- _What the task requires_: Locate each line with the string "HEALING" in the listing below and copy it.

- _Data for the task_:

○ ○ ○ ○

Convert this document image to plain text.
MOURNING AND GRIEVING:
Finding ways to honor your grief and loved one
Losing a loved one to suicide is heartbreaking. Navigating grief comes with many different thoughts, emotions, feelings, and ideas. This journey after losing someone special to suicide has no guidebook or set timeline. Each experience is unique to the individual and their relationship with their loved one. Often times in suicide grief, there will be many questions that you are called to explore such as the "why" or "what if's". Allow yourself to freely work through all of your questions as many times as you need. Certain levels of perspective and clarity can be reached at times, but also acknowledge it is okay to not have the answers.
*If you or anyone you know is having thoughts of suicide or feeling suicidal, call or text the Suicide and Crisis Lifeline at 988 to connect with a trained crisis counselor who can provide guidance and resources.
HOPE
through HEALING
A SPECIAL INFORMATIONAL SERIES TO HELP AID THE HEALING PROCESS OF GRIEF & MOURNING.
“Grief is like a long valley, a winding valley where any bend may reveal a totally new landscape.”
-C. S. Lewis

○ ○ ○ ○

- _In response_:
through HEALING
A SPECIAL INFORMATIONAL SERIES TO HELP AID THE HEALING PROCESS OF GRIEF & MOURNING.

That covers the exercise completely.